# TASK
Give back all of the data below line for line, unchanged, but leave out the pictures.
— start RECORDS FOR THE EXERCISE —
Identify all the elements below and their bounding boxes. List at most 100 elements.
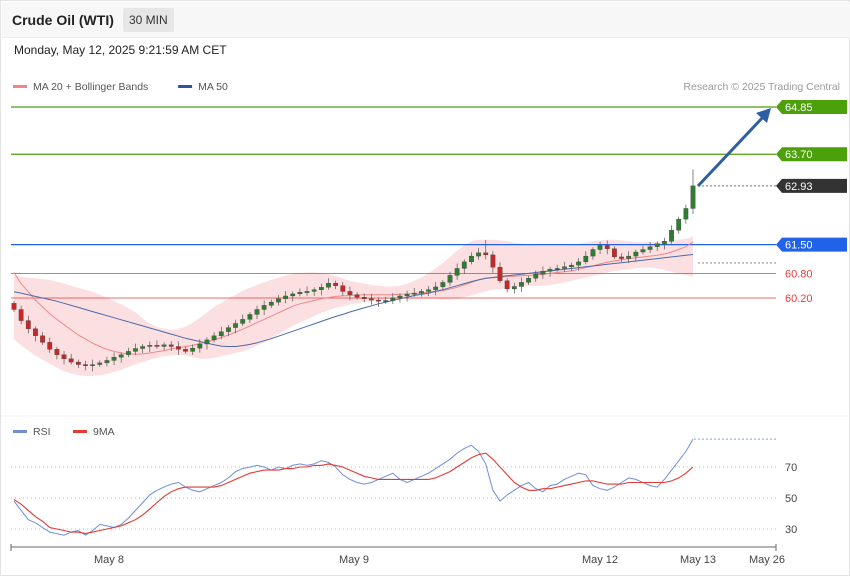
candle (361, 297, 367, 299)
candle (147, 345, 153, 347)
candle (140, 346, 146, 349)
legend-label: MA 50 (198, 81, 228, 93)
candle (276, 298, 281, 303)
candle (440, 282, 446, 288)
x-tick-label: May 26 (749, 554, 785, 566)
candle (540, 271, 546, 275)
candle (376, 299, 381, 302)
candle (247, 314, 253, 320)
candle (633, 251, 639, 257)
candle (590, 249, 596, 257)
candle (526, 278, 531, 283)
candle (676, 218, 682, 231)
candle (283, 295, 288, 299)
candle (133, 348, 138, 352)
rsi-legend-label: RSI (33, 426, 51, 438)
candle (261, 305, 267, 310)
candle (461, 261, 467, 269)
candle (576, 261, 582, 266)
candle (297, 292, 303, 295)
price-chart: MA 20 + Bollinger Bands MA 50 Research © 2… (1, 81, 849, 566)
legend-swatch (178, 85, 193, 88)
candle (511, 286, 517, 290)
candle (354, 294, 360, 298)
candle (683, 208, 689, 220)
candle (619, 256, 624, 259)
level-label-62.93: 62.93 (785, 181, 813, 193)
candle (447, 275, 453, 283)
candle (190, 347, 196, 352)
candle (454, 268, 460, 276)
rsi-ma-line (13, 452, 694, 535)
candle (183, 349, 188, 352)
candle (497, 267, 503, 281)
candle (83, 364, 88, 366)
candle (554, 268, 560, 270)
candle (111, 356, 117, 361)
candle (326, 283, 331, 288)
candle (61, 354, 67, 359)
candle (669, 230, 674, 242)
candle (347, 291, 353, 295)
candle (369, 298, 374, 301)
candle (383, 300, 389, 302)
candle (583, 255, 589, 263)
candle (533, 274, 539, 279)
rsi-legend-swatch (13, 430, 27, 433)
candle (90, 364, 95, 366)
rsi-tick-50: 50 (785, 493, 797, 505)
candle (647, 246, 653, 250)
candle (226, 327, 231, 332)
candle (40, 335, 45, 343)
legend-swatch (13, 85, 27, 88)
candle (411, 292, 417, 295)
candle (333, 283, 338, 286)
rsi-tick-30: 30 (785, 524, 797, 536)
candle (318, 287, 324, 290)
level-label-61.50: 61.50 (785, 240, 813, 252)
level-label-64.85: 64.85 (785, 102, 813, 114)
candle (504, 280, 510, 290)
candle (340, 285, 346, 292)
candle (154, 345, 160, 347)
candle (254, 309, 260, 315)
candle (204, 339, 210, 345)
candle (161, 344, 167, 347)
candle (690, 185, 696, 209)
candle (25, 320, 31, 329)
candle (604, 245, 610, 249)
candle (118, 354, 124, 358)
candle (104, 360, 110, 364)
candle (176, 346, 181, 350)
candle (290, 293, 296, 297)
candle (304, 291, 310, 293)
x-tick-label: May 12 (582, 554, 618, 566)
candle (268, 301, 274, 306)
x-tick-label: May 13 (680, 554, 716, 566)
candle (197, 343, 203, 349)
level-label-60.80: 60.80 (785, 268, 813, 280)
candle (397, 295, 403, 299)
candle (469, 255, 474, 263)
candle (654, 243, 660, 247)
x-tick-label: May 9 (339, 554, 369, 566)
candle (125, 351, 131, 355)
candle (68, 358, 74, 363)
rsi-line (13, 438, 694, 536)
level-label-63.70: 63.70 (785, 149, 813, 161)
candle (33, 328, 38, 336)
candle (640, 249, 646, 253)
rsi-legend-label: 9MA (93, 426, 115, 438)
legend-label: MA 20 + Bollinger Bands (33, 81, 148, 93)
candle (311, 289, 317, 292)
candle (47, 342, 53, 350)
rsi-tick-70: 70 (785, 462, 797, 474)
candle (11, 303, 17, 310)
candle (476, 252, 481, 257)
candle (547, 269, 553, 272)
candle (97, 362, 103, 365)
level-label-60.20: 60.20 (785, 293, 813, 305)
candle (597, 245, 603, 250)
rsi-legend-swatch (73, 430, 87, 433)
candle (519, 282, 524, 287)
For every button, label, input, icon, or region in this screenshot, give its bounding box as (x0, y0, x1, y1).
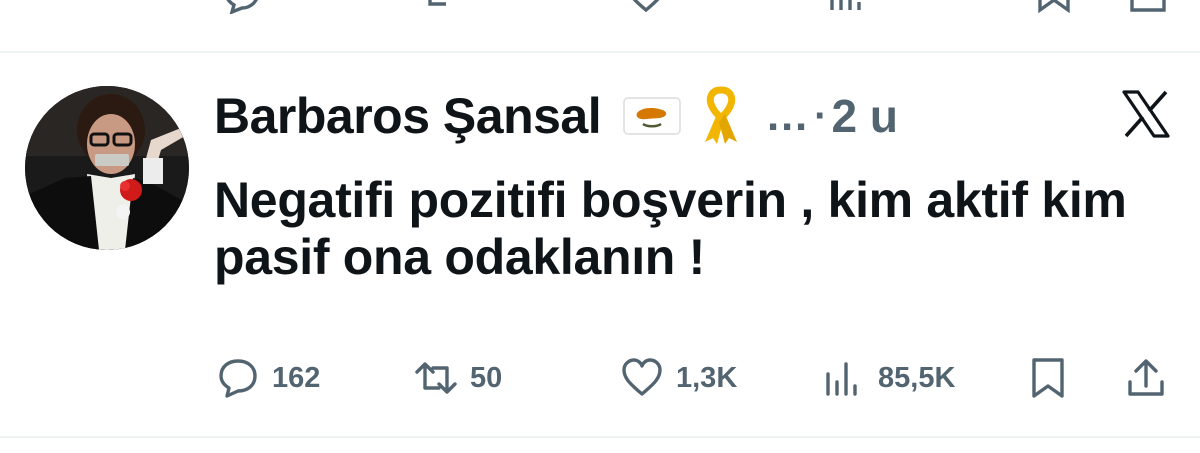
tweet-header: Barbaros Şansal … · 2 u (214, 84, 898, 148)
avatar[interactable] (25, 86, 189, 250)
views-button[interactable]: 85,5K (822, 354, 955, 402)
views-icon (826, 362, 857, 396)
share-button[interactable] (1124, 354, 1168, 402)
reply-icon (219, 359, 257, 398)
separator-dot: · (814, 93, 828, 138)
tweet-actions: 162 50 1,3K 85,5K (0, 354, 1200, 402)
views-icon[interactable] (826, 0, 870, 14)
retweet-button[interactable]: 50 (414, 354, 502, 402)
bookmark-icon[interactable] (1032, 0, 1076, 14)
divider-top (0, 51, 1200, 53)
bookmark-button[interactable] (1026, 354, 1070, 402)
share-icon (1128, 359, 1164, 396)
like-button[interactable]: 1,3K (620, 354, 737, 402)
x-logo-icon (1120, 90, 1172, 138)
avatar-image (25, 86, 189, 250)
previous-tweet-actions (0, 0, 1200, 14)
divider-bottom (0, 436, 1200, 438)
like-count: 1,3K (676, 361, 738, 394)
author-name[interactable]: Barbaros Şansal (214, 87, 602, 145)
retweet-count: 50 (470, 361, 503, 394)
share-icon[interactable] (1126, 0, 1170, 14)
retweet-icon[interactable] (418, 0, 462, 14)
retweet-icon (415, 362, 457, 394)
name-ellipsis: … (765, 91, 811, 140)
cyprus-flag-icon (623, 97, 681, 135)
bookmark-icon (1032, 358, 1064, 398)
tweet-text: Negatifi pozitifi boşverin , kim aktif k… (214, 172, 1127, 285)
reply-count: 162 (272, 361, 321, 394)
reply-icon[interactable] (220, 0, 264, 14)
reply-button[interactable]: 162 (216, 354, 320, 402)
views-count: 85,5K (878, 361, 956, 394)
like-icon (622, 358, 662, 396)
tweet[interactable]: Barbaros Şansal … · 2 u Negatifi pozitif… (0, 54, 1200, 438)
like-icon[interactable] (624, 0, 668, 14)
tweet-time[interactable]: 2 u (831, 89, 897, 143)
yellow-ribbon-icon (699, 86, 743, 146)
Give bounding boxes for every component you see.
— end RECORDS FOR THE EXERCISE —
# EXERCISE ANSWER
Identify all the elements below and their bounding boxes. List at most 100 elements.
candle (361, 297, 367, 299)
candle (147, 345, 153, 347)
candle (140, 346, 146, 349)
legend-label: MA 50 (198, 81, 228, 93)
candle (276, 298, 281, 303)
candle (440, 282, 446, 288)
x-tick-label: May 26 (749, 554, 785, 566)
candle (540, 271, 546, 275)
candle (376, 299, 381, 302)
candle (247, 314, 253, 320)
candle (633, 251, 639, 257)
candle (590, 249, 596, 257)
candle (526, 278, 531, 283)
candle (676, 218, 682, 231)
candle (283, 295, 288, 299)
candle (133, 348, 138, 352)
rsi-legend-label: RSI (33, 426, 51, 438)
candle (261, 305, 267, 310)
candle (461, 261, 467, 269)
candle (576, 261, 582, 266)
candle (297, 292, 303, 295)
price-chart: MA 20 + Bollinger Bands MA 50 Research © 2… (1, 81, 849, 566)
legend-swatch (178, 85, 193, 88)
candle (511, 286, 517, 290)
candle (354, 294, 360, 298)
candle (683, 208, 689, 220)
candle (619, 256, 624, 259)
level-label-62.93: 62.93 (785, 181, 813, 193)
candle (447, 275, 453, 283)
candle (190, 347, 196, 352)
candle (454, 268, 460, 276)
rsi-ma-line (13, 452, 694, 535)
candle (183, 349, 188, 352)
candle (497, 267, 503, 281)
candle (83, 364, 88, 366)
candle (554, 268, 560, 270)
candle (111, 356, 117, 361)
candle (326, 283, 331, 288)
candle (61, 354, 67, 359)
candle (669, 230, 674, 242)
candle (347, 291, 353, 295)
candle (369, 298, 374, 301)
candle (383, 300, 389, 302)
candle (583, 255, 589, 263)
candle (533, 274, 539, 279)
rsi-legend-swatch (13, 430, 27, 433)
candle (90, 364, 95, 366)
rsi-tick-50: 50 (785, 493, 797, 505)
candle (647, 246, 653, 250)
candle (226, 327, 231, 332)
candle (40, 335, 45, 343)
legend-swatch (13, 85, 27, 88)
candle (411, 292, 417, 295)
candle (333, 283, 338, 286)
rsi-tick-30: 30 (785, 524, 797, 536)
candle (318, 287, 324, 290)
level-label-61.50: 61.50 (785, 240, 813, 252)
level-label-64.85: 64.85 (785, 102, 813, 114)
candle (504, 280, 510, 290)
candle (340, 285, 346, 292)
candle (154, 345, 160, 347)
candle (254, 309, 260, 315)
candle (204, 339, 210, 345)
candle (161, 344, 167, 347)
candle (690, 185, 696, 209)
candle (25, 320, 31, 329)
candle (604, 245, 610, 249)
candle (118, 354, 124, 358)
candle (104, 360, 110, 364)
candle (176, 346, 181, 350)
candle (290, 293, 296, 297)
candle (304, 291, 310, 293)
x-tick-label: May 12 (582, 554, 618, 566)
candle (268, 301, 274, 306)
x-tick-label: May 13 (680, 554, 716, 566)
candle (197, 343, 203, 349)
level-label-60.80: 60.80 (785, 268, 813, 280)
candle (397, 295, 403, 299)
candle (469, 255, 474, 263)
candle (654, 243, 660, 247)
x-tick-label: May 9 (339, 554, 369, 566)
candle (125, 351, 131, 355)
candle (68, 358, 74, 363)
rsi-line (13, 438, 694, 536)
level-label-63.70: 63.70 (785, 149, 813, 161)
candle (33, 328, 38, 336)
candle (640, 249, 646, 253)
rsi-legend-label: 9MA (93, 426, 115, 438)
legend-label: MA 20 + Bollinger Bands (33, 81, 148, 93)
candle (311, 289, 317, 292)
candle (47, 342, 53, 350)
rsi-tick-70: 70 (785, 462, 797, 474)
candle (11, 303, 17, 310)
candle (476, 252, 481, 257)
candle (547, 269, 553, 272)
candle (97, 362, 103, 365)
level-label-60.20: 60.20 (785, 293, 813, 305)
candle (597, 245, 603, 250)
rsi-legend-swatch (73, 430, 87, 433)
candle (519, 282, 524, 287)
For every button, label, input, icon, or region in this screenshot, give its bounding box as (x0, y0, x1, y1).
tweet-header: Barbaros Şansal … · 2 u (214, 84, 898, 148)
avatar[interactable] (25, 86, 189, 250)
views-button[interactable]: 85,5K (822, 354, 955, 402)
views-icon (826, 362, 857, 396)
share-button[interactable] (1124, 354, 1168, 402)
reply-icon (219, 359, 257, 398)
separator-dot: · (814, 93, 828, 138)
tweet-actions: 162 50 1,3K 85,5K (0, 354, 1200, 402)
views-icon[interactable] (826, 0, 870, 14)
retweet-button[interactable]: 50 (414, 354, 502, 402)
bookmark-icon[interactable] (1032, 0, 1076, 14)
divider-top (0, 51, 1200, 53)
bookmark-button[interactable] (1026, 354, 1070, 402)
share-icon (1128, 359, 1164, 396)
like-button[interactable]: 1,3K (620, 354, 737, 402)
x-logo-icon (1120, 90, 1172, 138)
avatar-image (25, 86, 189, 250)
previous-tweet-actions (0, 0, 1200, 14)
divider-bottom (0, 436, 1200, 438)
like-count: 1,3K (676, 361, 738, 394)
author-name[interactable]: Barbaros Şansal (214, 87, 602, 145)
retweet-count: 50 (470, 361, 503, 394)
share-icon[interactable] (1126, 0, 1170, 14)
retweet-icon[interactable] (418, 0, 462, 14)
retweet-icon (415, 362, 457, 394)
name-ellipsis: … (765, 91, 811, 140)
cyprus-flag-icon (623, 97, 681, 135)
bookmark-icon (1032, 358, 1064, 398)
tweet-text: Negatifi pozitifi boşverin , kim aktif k… (214, 172, 1127, 285)
reply-count: 162 (272, 361, 321, 394)
reply-icon[interactable] (220, 0, 264, 14)
reply-button[interactable]: 162 (216, 354, 320, 402)
views-count: 85,5K (878, 361, 956, 394)
like-icon (622, 358, 662, 396)
tweet[interactable]: Barbaros Şansal … · 2 u Negatifi pozitif… (0, 54, 1200, 438)
like-icon[interactable] (624, 0, 668, 14)
tweet-time[interactable]: 2 u (831, 89, 897, 143)
yellow-ribbon-icon (699, 86, 743, 146)
Give bounding boxes for every component you see.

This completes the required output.